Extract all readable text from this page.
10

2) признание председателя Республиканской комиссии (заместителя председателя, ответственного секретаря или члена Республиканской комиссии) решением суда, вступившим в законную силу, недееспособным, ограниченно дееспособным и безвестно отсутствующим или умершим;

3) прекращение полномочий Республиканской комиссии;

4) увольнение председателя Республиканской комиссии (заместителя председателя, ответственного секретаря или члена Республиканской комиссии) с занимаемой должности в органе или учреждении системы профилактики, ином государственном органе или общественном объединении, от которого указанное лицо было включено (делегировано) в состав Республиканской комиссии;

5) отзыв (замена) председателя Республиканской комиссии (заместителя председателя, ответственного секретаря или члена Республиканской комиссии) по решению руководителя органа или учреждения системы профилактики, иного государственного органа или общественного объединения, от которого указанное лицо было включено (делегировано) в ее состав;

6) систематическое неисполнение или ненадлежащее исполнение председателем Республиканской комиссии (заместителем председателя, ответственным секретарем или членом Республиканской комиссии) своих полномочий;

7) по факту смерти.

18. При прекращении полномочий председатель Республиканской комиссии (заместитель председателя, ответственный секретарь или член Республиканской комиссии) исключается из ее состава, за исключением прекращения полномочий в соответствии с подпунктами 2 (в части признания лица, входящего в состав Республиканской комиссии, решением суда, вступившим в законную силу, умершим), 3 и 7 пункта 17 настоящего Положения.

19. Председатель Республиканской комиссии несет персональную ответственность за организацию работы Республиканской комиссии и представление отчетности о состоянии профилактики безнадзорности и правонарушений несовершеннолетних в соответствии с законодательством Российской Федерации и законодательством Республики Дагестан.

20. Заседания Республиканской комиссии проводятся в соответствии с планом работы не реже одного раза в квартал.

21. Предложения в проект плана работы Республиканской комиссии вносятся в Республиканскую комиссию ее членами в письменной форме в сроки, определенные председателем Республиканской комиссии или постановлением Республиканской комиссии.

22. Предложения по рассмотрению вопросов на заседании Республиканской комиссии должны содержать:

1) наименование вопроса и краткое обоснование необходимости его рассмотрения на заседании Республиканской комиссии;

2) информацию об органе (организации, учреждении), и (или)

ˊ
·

Task to complete — Locate each line containing the string "председателя" and show it.

Output of the task —
2) признание председателя Республиканской комиссии (заместителя председателя, ответственного секретаря или члена Республиканской комиссии) решением суда, вступившим в законную силу, недееспособным, ограниченно дееспособным и безвестно отсутствующим или умершим;
4) увольнение председателя Республиканской комиссии (заместителя председателя, ответственного секретаря или члена Республиканской комиссии) с занимаемой должности в органе или учреждении системы профилактики, ином государственном органе или общественном объединении, от которого указанное лицо было включено (делегировано) в состав Республиканской комиссии;
5) отзыв (замена) председателя Республиканской комиссии (заместителя председателя, ответственного секретаря или члена Республиканской комиссии) по решению руководителя органа или учреждения системы профилактики, иного государственного органа или общественного объединения, от которого указанное лицо было включено (делегировано) в ее состав;
6) систематическое неисполнение или ненадлежащее исполнение председателем Республиканской комиссии (заместителем председателя, ответственным секретарем или членом Республиканской комиссии) своих полномочий;
18. При прекращении полномочий председатель Республиканской комиссии (заместитель председателя, ответственный секретарь или член Республиканской комиссии) исключается из ее состава, за исключением прекращения полномочий в соответствии с подпунктами 2 (в части признания лица, входящего в состав Республиканской комиссии, решением суда, вступившим в законную силу, умершим), 3 и 7 пункта 17 настоящего Положения.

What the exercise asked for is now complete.